**The request**.
Repeat the whole listing exactly.
****************************************
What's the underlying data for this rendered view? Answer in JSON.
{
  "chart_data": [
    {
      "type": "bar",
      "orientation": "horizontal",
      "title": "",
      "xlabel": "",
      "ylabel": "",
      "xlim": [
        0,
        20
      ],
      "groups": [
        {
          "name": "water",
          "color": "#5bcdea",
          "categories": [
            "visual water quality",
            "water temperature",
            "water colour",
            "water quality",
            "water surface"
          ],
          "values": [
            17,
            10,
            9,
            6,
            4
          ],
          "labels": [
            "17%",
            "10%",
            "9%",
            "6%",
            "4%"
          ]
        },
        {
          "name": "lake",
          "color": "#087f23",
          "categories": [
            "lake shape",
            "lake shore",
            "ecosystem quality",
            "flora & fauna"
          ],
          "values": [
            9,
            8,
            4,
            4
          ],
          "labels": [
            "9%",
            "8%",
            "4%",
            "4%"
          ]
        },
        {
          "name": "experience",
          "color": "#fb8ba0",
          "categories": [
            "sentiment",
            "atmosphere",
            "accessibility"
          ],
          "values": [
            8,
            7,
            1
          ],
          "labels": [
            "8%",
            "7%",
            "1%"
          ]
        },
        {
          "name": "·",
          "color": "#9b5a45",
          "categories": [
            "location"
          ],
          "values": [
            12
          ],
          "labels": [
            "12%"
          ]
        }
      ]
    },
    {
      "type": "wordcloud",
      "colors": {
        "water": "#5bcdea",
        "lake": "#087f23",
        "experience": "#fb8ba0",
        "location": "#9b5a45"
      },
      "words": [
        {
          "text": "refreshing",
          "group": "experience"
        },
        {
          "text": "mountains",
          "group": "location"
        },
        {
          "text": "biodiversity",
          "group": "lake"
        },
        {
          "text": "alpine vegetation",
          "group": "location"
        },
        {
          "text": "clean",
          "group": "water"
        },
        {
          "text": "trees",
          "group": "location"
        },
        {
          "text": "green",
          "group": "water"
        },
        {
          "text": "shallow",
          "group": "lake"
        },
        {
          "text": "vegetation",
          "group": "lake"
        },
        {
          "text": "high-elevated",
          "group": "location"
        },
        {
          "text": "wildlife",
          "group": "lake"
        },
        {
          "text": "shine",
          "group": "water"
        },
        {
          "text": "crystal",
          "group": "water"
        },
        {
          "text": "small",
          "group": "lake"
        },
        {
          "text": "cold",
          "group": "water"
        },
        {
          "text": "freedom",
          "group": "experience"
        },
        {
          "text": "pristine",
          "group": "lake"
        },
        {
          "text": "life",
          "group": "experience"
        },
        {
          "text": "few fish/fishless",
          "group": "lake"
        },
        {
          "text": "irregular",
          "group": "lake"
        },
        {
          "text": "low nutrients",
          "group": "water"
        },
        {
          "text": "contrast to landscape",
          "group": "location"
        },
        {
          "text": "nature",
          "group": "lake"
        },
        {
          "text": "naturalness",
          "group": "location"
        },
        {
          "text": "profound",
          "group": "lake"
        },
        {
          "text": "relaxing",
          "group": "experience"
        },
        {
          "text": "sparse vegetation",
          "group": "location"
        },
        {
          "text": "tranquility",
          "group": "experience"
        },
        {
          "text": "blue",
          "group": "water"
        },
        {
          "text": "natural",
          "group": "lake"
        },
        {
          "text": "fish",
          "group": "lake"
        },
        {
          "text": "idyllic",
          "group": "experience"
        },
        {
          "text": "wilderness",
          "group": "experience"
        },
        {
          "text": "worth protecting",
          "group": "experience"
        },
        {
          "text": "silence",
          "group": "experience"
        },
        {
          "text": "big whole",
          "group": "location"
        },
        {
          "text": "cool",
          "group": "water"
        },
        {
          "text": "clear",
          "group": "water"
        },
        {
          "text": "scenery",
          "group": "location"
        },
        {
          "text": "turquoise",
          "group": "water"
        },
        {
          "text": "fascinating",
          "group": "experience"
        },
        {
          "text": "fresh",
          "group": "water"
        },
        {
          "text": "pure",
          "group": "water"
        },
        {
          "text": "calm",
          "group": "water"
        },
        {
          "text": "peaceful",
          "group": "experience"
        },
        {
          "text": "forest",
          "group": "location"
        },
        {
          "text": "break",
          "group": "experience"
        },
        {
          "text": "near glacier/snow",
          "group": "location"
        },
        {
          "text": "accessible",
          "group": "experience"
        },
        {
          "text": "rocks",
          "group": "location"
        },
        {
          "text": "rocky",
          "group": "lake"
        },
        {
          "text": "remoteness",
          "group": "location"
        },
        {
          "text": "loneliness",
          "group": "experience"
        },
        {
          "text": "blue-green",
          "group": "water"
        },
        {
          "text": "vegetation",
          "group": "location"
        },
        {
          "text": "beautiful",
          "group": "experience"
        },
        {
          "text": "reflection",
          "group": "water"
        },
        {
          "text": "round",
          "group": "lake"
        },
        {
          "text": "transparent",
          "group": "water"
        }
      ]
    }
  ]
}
****************************************
**Result of this exercise**.
What's the underlying data for this rendered view? Answer in JSON.
{
  "chart_data": [
    {
      "type": "bar",
      "orientation": "horizontal",
      "title": "",
      "xlabel": "",
      "ylabel": "",
      "xlim": [
        0,
        20
      ],
      "groups": [
        {
          "name": "water",
          "color": "#5bcdea",
          "categories": [
            "visual water quality",
            "water temperature",
            "water colour",
            "water quality",
            "water surface"
          ],
          "values": [
            17,
            10,
            9,
            6,
            4
          ],
          "labels": [
            "17%",
            "10%",
            "9%",
            "6%",
            "4%"
          ]
        },
        {
          "name": "lake",
          "color": "#087f23",
          "categories": [
            "lake shape",
            "lake shore",
            "ecosystem quality",
            "flora & fauna"
          ],
          "values": [
            9,
            8,
            4,
            4
          ],
          "labels": [
            "9%",
            "8%",
            "4%",
            "4%"
          ]
        },
        {
          "name": "experience",
          "color": "#fb8ba0",
          "categories": [
            "sentiment",
            "atmosphere",
            "accessibility"
          ],
          "values": [
            8,
            7,
            1
          ],
          "labels": [
            "8%",
            "7%",
            "1%"
          ]
        },
        {
          "name": "·",
          "color": "#9b5a45",
          "categories": [
            "location"
          ],
          "values": [
            12
          ],
          "labels": [
            "12%"
          ]
        }
      ]
    },
    {
      "type": "wordcloud",
      "colors": {
        "water": "#5bcdea",
        "lake": "#087f23",
        "experience": "#fb8ba0",
        "location": "#9b5a45"
      },
      "words": [
        {
          "text": "refreshing",
          "group": "experience"
        },
        {
          "text": "mountains",
          "group": "location"
        },
        {
          "text": "biodiversity",
          "group": "lake"
        },
        {
          "text": "alpine vegetation",
          "group": "location"
        },
        {
          "text": "clean",
          "group": "water"
        },
        {
          "text": "trees",
          "group": "location"
        },
        {
          "text": "green",
          "group": "water"
        },
        {
          "text": "shallow",
          "group": "lake"
        },
        {
          "text": "vegetation",
          "group": "lake"
        },
        {
          "text": "high-elevated",
          "group": "location"
        },
        {
          "text": "wildlife",
          "group": "lake"
        },
        {
          "text": "shine",
          "group": "water"
        },
        {
          "text": "crystal",
          "group": "water"
        },
        {
          "text": "small",
          "group": "lake"
        },
        {
          "text": "cold",
          "group": "water"
        },
        {
          "text": "freedom",
          "group": "experience"
        },
        {
          "text": "pristine",
          "group": "lake"
        },
        {
          "text": "life",
          "group": "experience"
        },
        {
          "text": "few fish/fishless",
          "group": "lake"
        },
        {
          "text": "irregular",
          "group": "lake"
        },
        {
          "text": "low nutrients",
          "group": "water"
        },
        {
          "text": "contrast to landscape",
          "group": "location"
        },
        {
          "text": "nature",
          "group": "lake"
        },
        {
          "text": "naturalness",
          "group": "location"
        },
        {
          "text": "profound",
          "group": "lake"
        },
        {
          "text": "relaxing",
          "group": "experience"
        },
        {
          "text": "sparse vegetation",
          "group": "location"
        },
        {
          "text": "tranquility",
          "group": "experience"
        },
        {
          "text": "blue",
          "group": "water"
        },
        {
          "text": "natural",
          "group": "lake"
        },
        {
          "text": "fish",
          "group": "lake"
        },
        {
          "text": "idyllic",
          "group": "experience"
        },
        {
          "text": "wilderness",
          "group": "experience"
        },
        {
          "text": "worth protecting",
          "group": "experience"
        },
        {
          "text": "silence",
          "group": "experience"
        },
        {
          "text": "big whole",
          "group": "location"
        },
        {
          "text": "cool",
          "group": "water"
        },
        {
          "text": "clear",
          "group": "water"
        },
        {
          "text": "scenery",
          "group": "location"
        },
        {
          "text": "turquoise",
          "group": "water"
        },
        {
          "text": "fascinating",
          "group": "experience"
        },
        {
          "text": "fresh",
          "group": "water"
        },
        {
          "text": "pure",
          "group": "water"
        },
        {
          "text": "calm",
          "group": "water"
        },
        {
          "text": "peaceful",
          "group": "experience"
        },
        {
          "text": "forest",
          "group": "location"
        },
        {
          "text": "break",
          "group": "experience"
        },
        {
          "text": "near glacier/snow",
          "group": "location"
        },
        {
          "text": "accessible",
          "group": "experience"
        },
        {
          "text": "rocks",
          "group": "location"
        },
        {
          "text": "rocky",
          "group": "lake"
        },
        {
          "text": "remoteness",
          "group": "location"
        },
        {
          "text": "loneliness",
          "group": "experience"
        },
        {
          "text": "blue-green",
          "group": "water"
        },
        {
          "text": "vegetation",
          "group": "location"
        },
        {
          "text": "beautiful",
          "group": "experience"
        },
        {
          "text": "reflection",
          "group": "water"
        },
        {
          "text": "round",
          "group": "lake"
        },
        {
          "text": "transparent",
          "group": "water"
        }
      ]
    }
  ]
}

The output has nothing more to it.